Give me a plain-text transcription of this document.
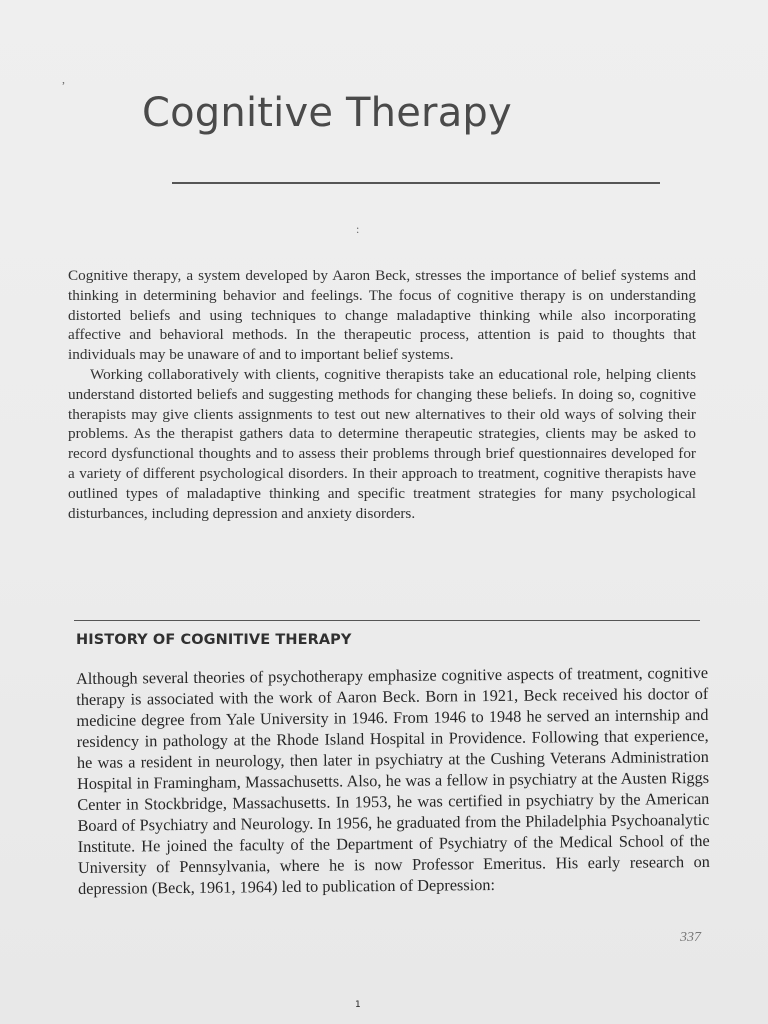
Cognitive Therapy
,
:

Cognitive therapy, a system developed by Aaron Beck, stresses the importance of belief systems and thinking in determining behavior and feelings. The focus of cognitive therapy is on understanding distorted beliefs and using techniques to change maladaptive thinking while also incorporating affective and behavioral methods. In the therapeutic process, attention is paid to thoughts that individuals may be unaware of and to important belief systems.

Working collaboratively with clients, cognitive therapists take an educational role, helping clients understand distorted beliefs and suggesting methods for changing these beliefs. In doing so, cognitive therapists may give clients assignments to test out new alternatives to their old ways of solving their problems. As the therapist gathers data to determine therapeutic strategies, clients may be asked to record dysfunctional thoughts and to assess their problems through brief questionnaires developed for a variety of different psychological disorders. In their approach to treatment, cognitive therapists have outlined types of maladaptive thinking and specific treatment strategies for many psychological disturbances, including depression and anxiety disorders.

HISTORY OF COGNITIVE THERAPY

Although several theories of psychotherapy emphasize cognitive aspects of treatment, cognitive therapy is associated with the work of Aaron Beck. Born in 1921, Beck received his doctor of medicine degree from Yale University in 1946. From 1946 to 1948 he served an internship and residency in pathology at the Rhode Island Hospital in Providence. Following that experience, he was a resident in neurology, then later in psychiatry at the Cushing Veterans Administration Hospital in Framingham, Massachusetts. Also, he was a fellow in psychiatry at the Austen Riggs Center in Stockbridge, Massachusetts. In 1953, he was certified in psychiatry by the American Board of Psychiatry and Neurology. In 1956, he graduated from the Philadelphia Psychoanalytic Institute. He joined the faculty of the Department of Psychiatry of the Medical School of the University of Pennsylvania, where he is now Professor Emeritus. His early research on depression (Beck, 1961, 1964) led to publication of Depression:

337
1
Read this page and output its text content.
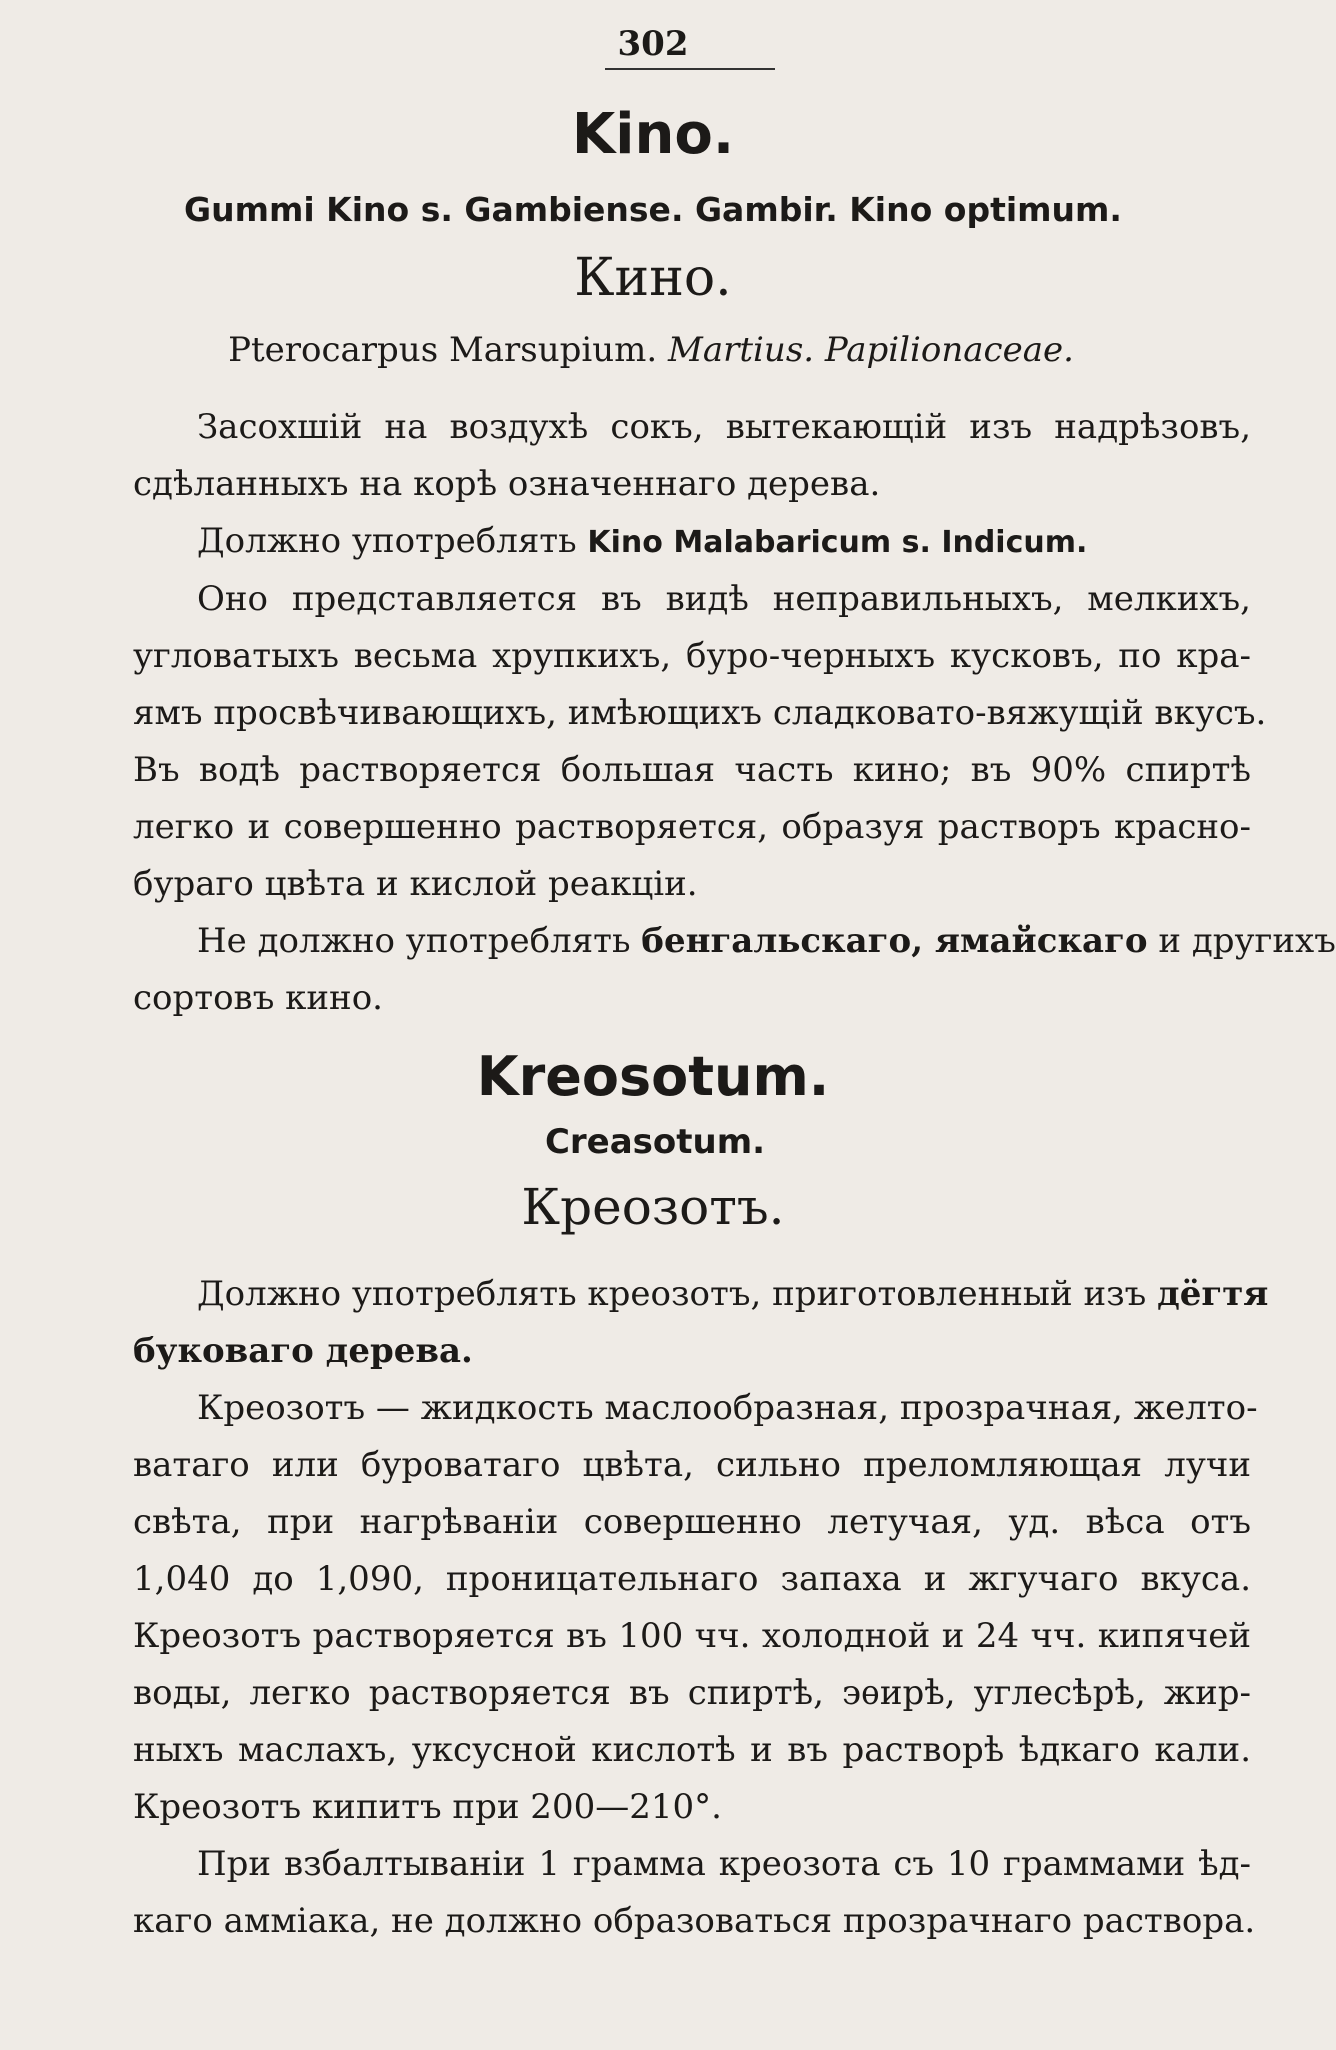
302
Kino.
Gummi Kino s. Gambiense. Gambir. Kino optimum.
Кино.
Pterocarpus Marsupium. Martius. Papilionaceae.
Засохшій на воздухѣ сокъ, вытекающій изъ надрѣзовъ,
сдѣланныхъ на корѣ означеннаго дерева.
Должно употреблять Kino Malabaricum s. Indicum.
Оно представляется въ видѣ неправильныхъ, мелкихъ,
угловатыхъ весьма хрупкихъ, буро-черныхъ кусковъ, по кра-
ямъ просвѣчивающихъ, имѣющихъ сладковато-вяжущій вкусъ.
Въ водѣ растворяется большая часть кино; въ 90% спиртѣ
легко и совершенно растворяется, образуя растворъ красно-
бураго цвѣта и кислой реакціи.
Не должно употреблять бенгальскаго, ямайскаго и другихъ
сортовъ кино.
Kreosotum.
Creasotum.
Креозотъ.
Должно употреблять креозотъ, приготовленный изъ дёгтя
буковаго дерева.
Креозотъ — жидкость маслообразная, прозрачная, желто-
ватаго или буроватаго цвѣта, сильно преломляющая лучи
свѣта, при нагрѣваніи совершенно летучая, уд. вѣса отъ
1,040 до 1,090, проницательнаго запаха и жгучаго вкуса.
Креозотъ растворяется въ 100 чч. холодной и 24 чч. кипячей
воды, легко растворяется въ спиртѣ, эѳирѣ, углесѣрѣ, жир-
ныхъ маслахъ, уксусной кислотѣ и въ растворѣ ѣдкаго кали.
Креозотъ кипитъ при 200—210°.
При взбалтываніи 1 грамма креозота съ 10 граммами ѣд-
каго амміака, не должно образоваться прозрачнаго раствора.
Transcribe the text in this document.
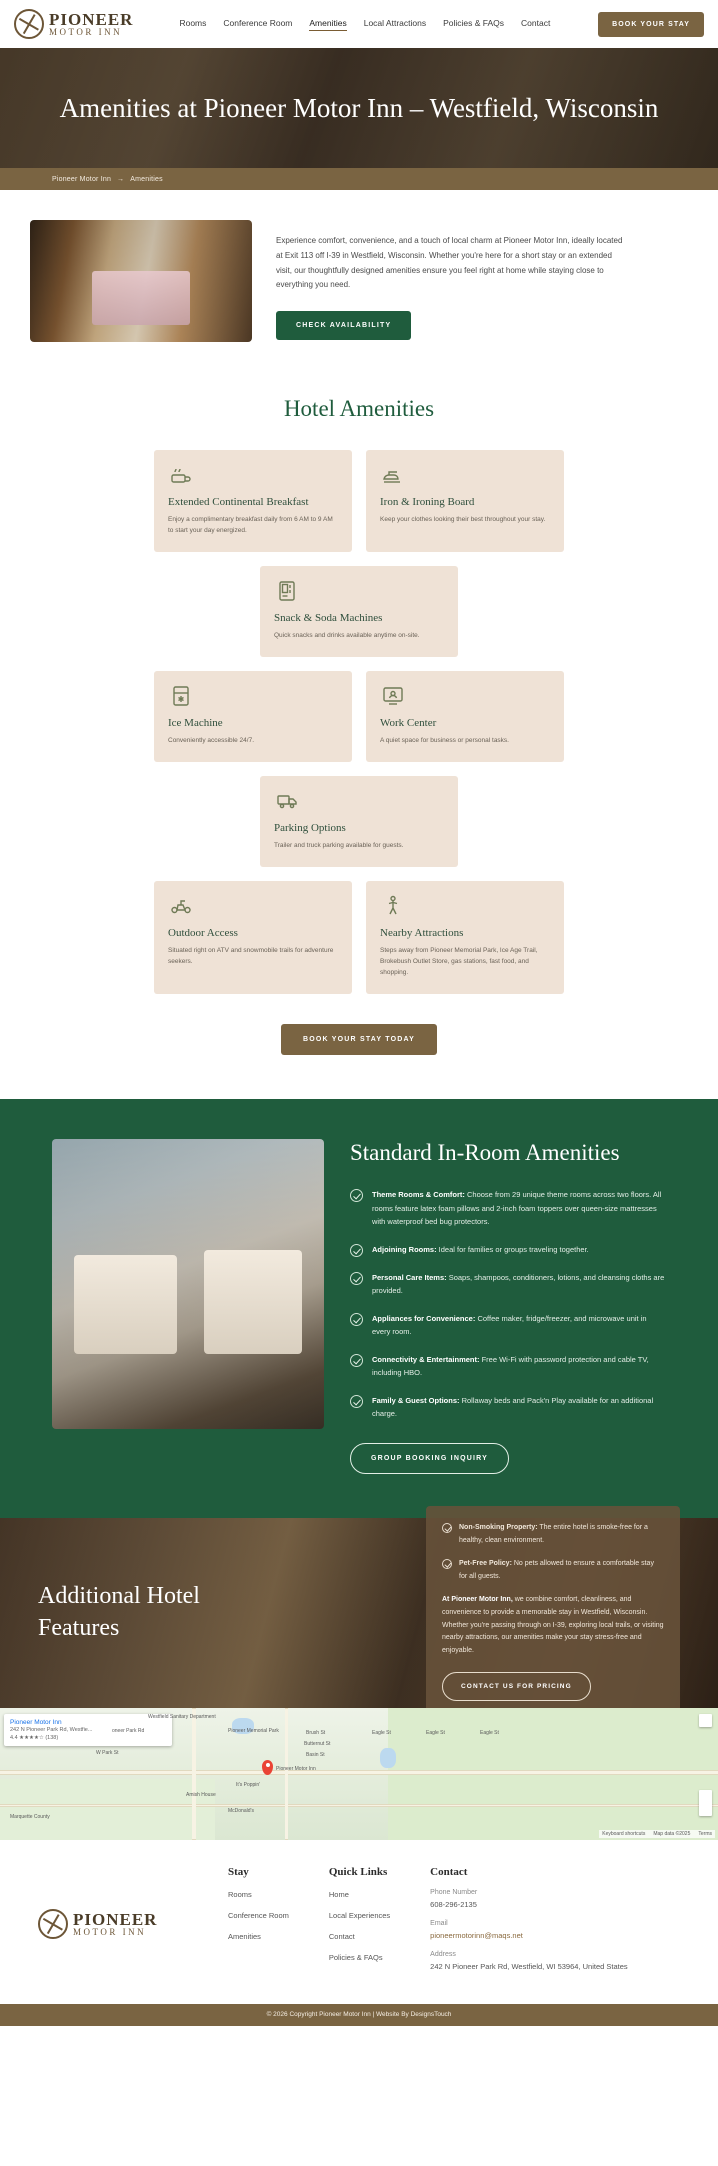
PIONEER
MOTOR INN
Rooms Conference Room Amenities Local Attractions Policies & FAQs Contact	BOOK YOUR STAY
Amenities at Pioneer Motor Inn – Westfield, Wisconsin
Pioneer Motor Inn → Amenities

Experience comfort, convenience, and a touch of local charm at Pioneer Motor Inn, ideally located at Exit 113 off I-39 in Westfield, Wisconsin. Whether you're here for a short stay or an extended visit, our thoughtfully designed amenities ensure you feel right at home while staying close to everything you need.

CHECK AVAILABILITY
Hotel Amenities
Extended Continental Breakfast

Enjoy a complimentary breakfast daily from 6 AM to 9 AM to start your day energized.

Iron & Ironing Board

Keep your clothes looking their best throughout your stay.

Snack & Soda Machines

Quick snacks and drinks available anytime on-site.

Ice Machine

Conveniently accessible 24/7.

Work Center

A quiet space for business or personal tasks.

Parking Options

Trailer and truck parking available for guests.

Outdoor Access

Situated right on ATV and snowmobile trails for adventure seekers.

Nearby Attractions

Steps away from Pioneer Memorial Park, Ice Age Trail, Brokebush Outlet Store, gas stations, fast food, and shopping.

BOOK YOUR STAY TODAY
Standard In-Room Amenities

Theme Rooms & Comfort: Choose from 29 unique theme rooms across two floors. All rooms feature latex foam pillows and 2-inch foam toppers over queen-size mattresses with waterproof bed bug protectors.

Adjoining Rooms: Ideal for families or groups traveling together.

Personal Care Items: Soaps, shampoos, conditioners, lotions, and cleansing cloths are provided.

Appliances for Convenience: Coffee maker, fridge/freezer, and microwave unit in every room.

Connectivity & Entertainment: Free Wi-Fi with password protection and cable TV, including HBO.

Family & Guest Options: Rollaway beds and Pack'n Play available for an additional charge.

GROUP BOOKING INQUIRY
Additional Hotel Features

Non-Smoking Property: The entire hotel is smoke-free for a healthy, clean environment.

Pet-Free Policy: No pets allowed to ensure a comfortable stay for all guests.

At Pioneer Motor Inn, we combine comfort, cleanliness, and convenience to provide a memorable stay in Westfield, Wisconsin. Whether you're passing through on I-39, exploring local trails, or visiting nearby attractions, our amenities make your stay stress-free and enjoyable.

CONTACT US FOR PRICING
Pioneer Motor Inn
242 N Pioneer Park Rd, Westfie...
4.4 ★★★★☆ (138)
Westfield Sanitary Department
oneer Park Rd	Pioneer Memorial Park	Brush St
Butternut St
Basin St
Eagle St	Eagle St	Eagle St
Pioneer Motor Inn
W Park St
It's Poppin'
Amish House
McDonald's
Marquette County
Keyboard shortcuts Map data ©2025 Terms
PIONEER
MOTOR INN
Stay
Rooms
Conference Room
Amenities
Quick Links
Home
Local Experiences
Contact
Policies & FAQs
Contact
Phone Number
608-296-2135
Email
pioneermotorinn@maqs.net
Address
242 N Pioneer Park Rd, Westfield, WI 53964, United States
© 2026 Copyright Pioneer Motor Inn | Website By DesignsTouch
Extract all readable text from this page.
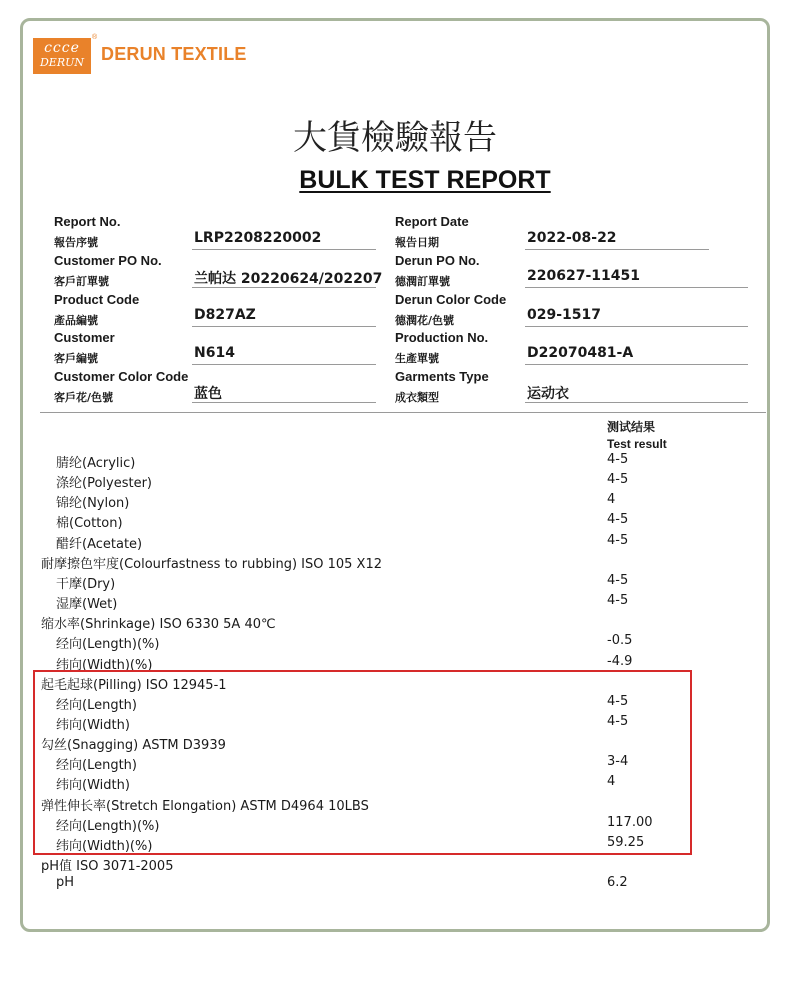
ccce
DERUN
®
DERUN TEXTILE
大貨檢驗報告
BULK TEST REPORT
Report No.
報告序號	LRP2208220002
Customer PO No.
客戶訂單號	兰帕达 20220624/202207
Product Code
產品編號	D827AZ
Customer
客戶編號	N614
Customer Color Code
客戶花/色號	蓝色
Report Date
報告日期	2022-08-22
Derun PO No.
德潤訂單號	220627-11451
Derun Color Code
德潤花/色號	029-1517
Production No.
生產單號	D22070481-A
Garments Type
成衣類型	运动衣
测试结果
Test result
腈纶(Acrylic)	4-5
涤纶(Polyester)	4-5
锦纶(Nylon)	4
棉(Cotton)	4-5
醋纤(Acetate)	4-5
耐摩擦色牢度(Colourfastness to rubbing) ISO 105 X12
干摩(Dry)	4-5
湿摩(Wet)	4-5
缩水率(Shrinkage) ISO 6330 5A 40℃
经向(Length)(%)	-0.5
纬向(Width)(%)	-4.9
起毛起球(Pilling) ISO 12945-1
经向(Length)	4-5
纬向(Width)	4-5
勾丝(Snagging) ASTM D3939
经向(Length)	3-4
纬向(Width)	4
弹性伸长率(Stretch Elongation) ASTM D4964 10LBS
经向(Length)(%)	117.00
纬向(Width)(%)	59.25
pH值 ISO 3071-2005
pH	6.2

→ Aim of the exercise
Look through the entries above and report the number of lines that contain "Wisconsin". Write only the number.

→ Written solution
3